* [EXERCISE GOAL]
Below is a listing; copy all of it exactly.

* [DATA TO USE]
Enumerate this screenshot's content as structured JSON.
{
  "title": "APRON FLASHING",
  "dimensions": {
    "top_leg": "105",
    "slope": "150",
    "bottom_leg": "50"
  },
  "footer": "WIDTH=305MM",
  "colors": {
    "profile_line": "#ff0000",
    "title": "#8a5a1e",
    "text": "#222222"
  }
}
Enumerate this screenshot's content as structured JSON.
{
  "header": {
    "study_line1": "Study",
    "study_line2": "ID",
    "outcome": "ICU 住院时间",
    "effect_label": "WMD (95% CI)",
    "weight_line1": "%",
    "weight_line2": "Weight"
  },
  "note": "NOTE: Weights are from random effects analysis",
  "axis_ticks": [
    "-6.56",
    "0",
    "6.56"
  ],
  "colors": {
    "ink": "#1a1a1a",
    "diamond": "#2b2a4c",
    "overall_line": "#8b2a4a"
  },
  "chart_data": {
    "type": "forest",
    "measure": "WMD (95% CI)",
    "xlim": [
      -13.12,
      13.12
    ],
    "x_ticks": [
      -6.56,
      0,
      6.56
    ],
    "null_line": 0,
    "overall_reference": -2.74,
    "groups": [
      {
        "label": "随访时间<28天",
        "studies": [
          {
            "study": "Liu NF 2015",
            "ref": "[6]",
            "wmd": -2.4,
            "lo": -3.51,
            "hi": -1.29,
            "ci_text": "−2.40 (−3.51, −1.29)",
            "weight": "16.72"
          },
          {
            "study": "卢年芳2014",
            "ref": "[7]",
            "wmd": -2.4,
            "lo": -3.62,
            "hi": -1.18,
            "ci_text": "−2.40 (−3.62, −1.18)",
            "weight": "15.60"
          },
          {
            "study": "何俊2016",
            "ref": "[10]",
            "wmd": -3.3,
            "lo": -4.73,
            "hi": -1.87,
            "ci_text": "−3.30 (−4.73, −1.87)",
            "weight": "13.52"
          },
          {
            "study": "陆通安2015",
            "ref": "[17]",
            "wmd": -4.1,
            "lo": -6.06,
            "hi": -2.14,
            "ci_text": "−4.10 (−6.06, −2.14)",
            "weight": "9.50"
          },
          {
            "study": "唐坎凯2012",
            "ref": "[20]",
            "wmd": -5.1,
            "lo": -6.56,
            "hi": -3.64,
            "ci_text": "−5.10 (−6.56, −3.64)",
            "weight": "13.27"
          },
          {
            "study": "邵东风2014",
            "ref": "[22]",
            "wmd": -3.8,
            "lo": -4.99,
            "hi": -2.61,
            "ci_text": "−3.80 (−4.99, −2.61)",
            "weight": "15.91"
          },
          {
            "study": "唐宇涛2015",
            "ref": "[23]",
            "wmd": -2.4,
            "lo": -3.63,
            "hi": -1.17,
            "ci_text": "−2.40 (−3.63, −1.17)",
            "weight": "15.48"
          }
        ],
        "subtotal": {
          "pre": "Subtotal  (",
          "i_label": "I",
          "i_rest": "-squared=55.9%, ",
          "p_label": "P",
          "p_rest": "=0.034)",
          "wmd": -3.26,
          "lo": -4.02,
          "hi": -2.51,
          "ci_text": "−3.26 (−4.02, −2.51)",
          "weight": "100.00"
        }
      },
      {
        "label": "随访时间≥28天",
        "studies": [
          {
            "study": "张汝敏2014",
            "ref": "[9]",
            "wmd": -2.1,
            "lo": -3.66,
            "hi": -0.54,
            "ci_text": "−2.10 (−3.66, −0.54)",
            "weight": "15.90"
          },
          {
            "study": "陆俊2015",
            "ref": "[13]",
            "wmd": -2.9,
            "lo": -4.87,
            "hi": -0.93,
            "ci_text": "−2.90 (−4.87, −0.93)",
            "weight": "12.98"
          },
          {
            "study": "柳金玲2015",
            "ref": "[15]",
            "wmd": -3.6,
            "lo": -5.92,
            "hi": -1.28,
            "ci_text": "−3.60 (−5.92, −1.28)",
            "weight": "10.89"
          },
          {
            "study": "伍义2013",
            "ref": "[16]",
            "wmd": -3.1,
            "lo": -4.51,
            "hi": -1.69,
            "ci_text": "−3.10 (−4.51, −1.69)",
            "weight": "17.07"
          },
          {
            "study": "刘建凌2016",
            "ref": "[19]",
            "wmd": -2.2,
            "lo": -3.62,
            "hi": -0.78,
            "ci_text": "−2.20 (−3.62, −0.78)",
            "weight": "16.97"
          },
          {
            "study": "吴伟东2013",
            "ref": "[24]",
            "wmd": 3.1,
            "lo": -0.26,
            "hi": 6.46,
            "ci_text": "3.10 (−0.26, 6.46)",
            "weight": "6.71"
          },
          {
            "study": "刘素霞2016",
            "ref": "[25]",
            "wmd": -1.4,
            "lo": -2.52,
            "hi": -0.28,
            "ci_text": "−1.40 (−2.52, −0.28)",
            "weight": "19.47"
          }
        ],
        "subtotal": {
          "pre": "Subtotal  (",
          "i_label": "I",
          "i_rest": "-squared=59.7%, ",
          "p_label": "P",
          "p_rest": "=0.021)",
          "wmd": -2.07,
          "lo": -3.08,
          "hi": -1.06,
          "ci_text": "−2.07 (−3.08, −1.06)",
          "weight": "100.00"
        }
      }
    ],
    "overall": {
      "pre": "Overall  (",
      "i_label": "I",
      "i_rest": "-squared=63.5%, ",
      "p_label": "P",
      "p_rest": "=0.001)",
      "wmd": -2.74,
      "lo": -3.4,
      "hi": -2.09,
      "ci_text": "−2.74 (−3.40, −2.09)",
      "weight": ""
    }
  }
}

* [COMPLETED TASK]
Enumerate this screenshot's content as structured JSON.
{
  "title": "APRON FLASHING",
  "dimensions": {
    "top_leg": "105",
    "slope": "150",
    "bottom_leg": "50"
  },
  "footer": "WIDTH=305MM",
  "colors": {
    "profile_line": "#ff0000",
    "title": "#8a5a1e",
    "text": "#222222"
  }
}
Enumerate this screenshot's content as structured JSON.
{
  "header": {
    "study_line1": "Study",
    "study_line2": "ID",
    "outcome": "ICU 住院时间",
    "effect_label": "WMD (95% CI)",
    "weight_line1": "%",
    "weight_line2": "Weight"
  },
  "note": "NOTE: Weights are from random effects analysis",
  "axis_ticks": [
    "-6.56",
    "0",
    "6.56"
  ],
  "colors": {
    "ink": "#1a1a1a",
    "diamond": "#2b2a4c",
    "overall_line": "#8b2a4a"
  },
  "chart_data": {
    "type": "forest",
    "measure": "WMD (95% CI)",
    "xlim": [
      -13.12,
      13.12
    ],
    "x_ticks": [
      -6.56,
      0,
      6.56
    ],
    "null_line": 0,
    "overall_reference": -2.74,
    "groups": [
      {
        "label": "随访时间<28天",
        "studies": [
          {
            "study": "Liu NF 2015",
            "ref": "[6]",
            "wmd": -2.4,
            "lo": -3.51,
            "hi": -1.29,
            "ci_text": "−2.40 (−3.51, −1.29)",
            "weight": "16.72"
          },
          {
            "study": "卢年芳2014",
            "ref": "[7]",
            "wmd": -2.4,
            "lo": -3.62,
            "hi": -1.18,
            "ci_text": "−2.40 (−3.62, −1.18)",
            "weight": "15.60"
          },
          {
            "study": "何俊2016",
            "ref": "[10]",
            "wmd": -3.3,
            "lo": -4.73,
            "hi": -1.87,
            "ci_text": "−3.30 (−4.73, −1.87)",
            "weight": "13.52"
          },
          {
            "study": "陆通安2015",
            "ref": "[17]",
            "wmd": -4.1,
            "lo": -6.06,
            "hi": -2.14,
            "ci_text": "−4.10 (−6.06, −2.14)",
            "weight": "9.50"
          },
          {
            "study": "唐坎凯2012",
            "ref": "[20]",
            "wmd": -5.1,
            "lo": -6.56,
            "hi": -3.64,
            "ci_text": "−5.10 (−6.56, −3.64)",
            "weight": "13.27"
          },
          {
            "study": "邵东风2014",
            "ref": "[22]",
            "wmd": -3.8,
            "lo": -4.99,
            "hi": -2.61,
            "ci_text": "−3.80 (−4.99, −2.61)",
            "weight": "15.91"
          },
          {
            "study": "唐宇涛2015",
            "ref": "[23]",
            "wmd": -2.4,
            "lo": -3.63,
            "hi": -1.17,
            "ci_text": "−2.40 (−3.63, −1.17)",
            "weight": "15.48"
          }
        ],
        "subtotal": {
          "pre": "Subtotal  (",
          "i_label": "I",
          "i_rest": "-squared=55.9%, ",
          "p_label": "P",
          "p_rest": "=0.034)",
          "wmd": -3.26,
          "lo": -4.02,
          "hi": -2.51,
          "ci_text": "−3.26 (−4.02, −2.51)",
          "weight": "100.00"
        }
      },
      {
        "label": "随访时间≥28天",
        "studies": [
          {
            "study": "张汝敏2014",
            "ref": "[9]",
            "wmd": -2.1,
            "lo": -3.66,
            "hi": -0.54,
            "ci_text": "−2.10 (−3.66, −0.54)",
            "weight": "15.90"
          },
          {
            "study": "陆俊2015",
            "ref": "[13]",
            "wmd": -2.9,
            "lo": -4.87,
            "hi": -0.93,
            "ci_text": "−2.90 (−4.87, −0.93)",
            "weight": "12.98"
          },
          {
            "study": "柳金玲2015",
            "ref": "[15]",
            "wmd": -3.6,
            "lo": -5.92,
            "hi": -1.28,
            "ci_text": "−3.60 (−5.92, −1.28)",
            "weight": "10.89"
          },
          {
            "study": "伍义2013",
            "ref": "[16]",
            "wmd": -3.1,
            "lo": -4.51,
            "hi": -1.69,
            "ci_text": "−3.10 (−4.51, −1.69)",
            "weight": "17.07"
          },
          {
            "study": "刘建凌2016",
            "ref": "[19]",
            "wmd": -2.2,
            "lo": -3.62,
            "hi": -0.78,
            "ci_text": "−2.20 (−3.62, −0.78)",
            "weight": "16.97"
          },
          {
            "study": "吴伟东2013",
            "ref": "[24]",
            "wmd": 3.1,
            "lo": -0.26,
            "hi": 6.46,
            "ci_text": "3.10 (−0.26, 6.46)",
            "weight": "6.71"
          },
          {
            "study": "刘素霞2016",
            "ref": "[25]",
            "wmd": -1.4,
            "lo": -2.52,
            "hi": -0.28,
            "ci_text": "−1.40 (−2.52, −0.28)",
            "weight": "19.47"
          }
        ],
        "subtotal": {
          "pre": "Subtotal  (",
          "i_label": "I",
          "i_rest": "-squared=59.7%, ",
          "p_label": "P",
          "p_rest": "=0.021)",
          "wmd": -2.07,
          "lo": -3.08,
          "hi": -1.06,
          "ci_text": "−2.07 (−3.08, −1.06)",
          "weight": "100.00"
        }
      }
    ],
    "overall": {
      "pre": "Overall  (",
      "i_label": "I",
      "i_rest": "-squared=63.5%, ",
      "p_label": "P",
      "p_rest": "=0.001)",
      "wmd": -2.74,
      "lo": -3.4,
      "hi": -2.09,
      "ci_text": "−2.74 (−3.40, −2.09)",
      "weight": ""
    }
  }
}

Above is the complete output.